Wherever a line in the data below holds "year", copy that line.

## BEGIN

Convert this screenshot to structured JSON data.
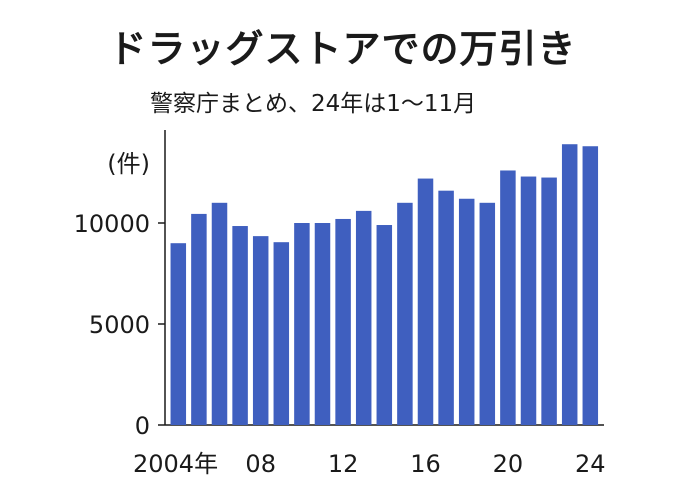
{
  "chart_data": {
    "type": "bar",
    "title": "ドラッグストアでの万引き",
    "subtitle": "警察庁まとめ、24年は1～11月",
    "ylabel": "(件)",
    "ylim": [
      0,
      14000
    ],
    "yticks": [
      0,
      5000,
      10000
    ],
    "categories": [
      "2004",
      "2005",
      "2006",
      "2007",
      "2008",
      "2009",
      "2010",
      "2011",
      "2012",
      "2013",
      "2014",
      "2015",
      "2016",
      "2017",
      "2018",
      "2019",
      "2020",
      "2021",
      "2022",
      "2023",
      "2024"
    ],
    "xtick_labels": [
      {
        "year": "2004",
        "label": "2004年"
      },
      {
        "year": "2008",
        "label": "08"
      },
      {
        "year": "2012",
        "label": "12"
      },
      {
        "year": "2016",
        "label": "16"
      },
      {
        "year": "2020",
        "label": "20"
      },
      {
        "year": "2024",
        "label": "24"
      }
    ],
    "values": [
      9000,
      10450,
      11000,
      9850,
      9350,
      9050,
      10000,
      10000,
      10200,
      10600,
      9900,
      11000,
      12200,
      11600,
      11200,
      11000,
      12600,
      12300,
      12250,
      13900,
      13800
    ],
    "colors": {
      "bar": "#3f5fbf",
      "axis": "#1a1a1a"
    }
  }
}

## END
## BEGIN

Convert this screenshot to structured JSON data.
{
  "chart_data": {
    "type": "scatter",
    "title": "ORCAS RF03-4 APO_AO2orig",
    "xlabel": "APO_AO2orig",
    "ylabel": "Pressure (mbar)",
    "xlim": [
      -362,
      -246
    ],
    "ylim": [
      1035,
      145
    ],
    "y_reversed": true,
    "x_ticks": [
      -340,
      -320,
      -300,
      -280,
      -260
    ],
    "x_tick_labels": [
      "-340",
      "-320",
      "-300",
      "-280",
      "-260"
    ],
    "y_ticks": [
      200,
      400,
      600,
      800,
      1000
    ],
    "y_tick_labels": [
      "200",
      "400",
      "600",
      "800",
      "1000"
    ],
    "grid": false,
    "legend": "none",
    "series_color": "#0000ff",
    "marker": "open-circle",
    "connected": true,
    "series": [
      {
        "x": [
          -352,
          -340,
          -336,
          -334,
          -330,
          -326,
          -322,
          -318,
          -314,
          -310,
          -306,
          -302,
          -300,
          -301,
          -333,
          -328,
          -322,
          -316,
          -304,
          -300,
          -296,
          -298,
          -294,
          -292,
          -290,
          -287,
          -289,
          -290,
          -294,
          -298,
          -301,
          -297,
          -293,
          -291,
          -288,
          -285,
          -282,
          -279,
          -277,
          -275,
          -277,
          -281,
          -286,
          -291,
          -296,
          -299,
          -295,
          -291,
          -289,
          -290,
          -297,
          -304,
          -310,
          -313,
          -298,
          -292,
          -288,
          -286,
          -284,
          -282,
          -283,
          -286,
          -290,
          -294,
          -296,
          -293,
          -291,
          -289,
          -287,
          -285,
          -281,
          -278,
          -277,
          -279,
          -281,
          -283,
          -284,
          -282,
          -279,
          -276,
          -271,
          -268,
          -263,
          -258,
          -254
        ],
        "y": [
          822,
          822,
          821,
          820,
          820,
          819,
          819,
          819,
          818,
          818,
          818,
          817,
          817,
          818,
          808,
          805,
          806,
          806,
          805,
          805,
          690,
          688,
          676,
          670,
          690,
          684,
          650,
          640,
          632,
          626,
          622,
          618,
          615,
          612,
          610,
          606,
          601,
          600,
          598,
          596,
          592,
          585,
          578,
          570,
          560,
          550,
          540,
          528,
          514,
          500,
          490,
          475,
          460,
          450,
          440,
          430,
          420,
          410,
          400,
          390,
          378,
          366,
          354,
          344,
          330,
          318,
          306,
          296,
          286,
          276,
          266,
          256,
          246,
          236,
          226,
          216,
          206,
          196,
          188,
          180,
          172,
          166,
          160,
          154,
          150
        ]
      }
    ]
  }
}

## END

» **Response to this exercise**:
        "year": "2004",
        "year": "2008",
        "year": "2012",
        "year": "2016",
        "year": "2020",
        "year": "2024",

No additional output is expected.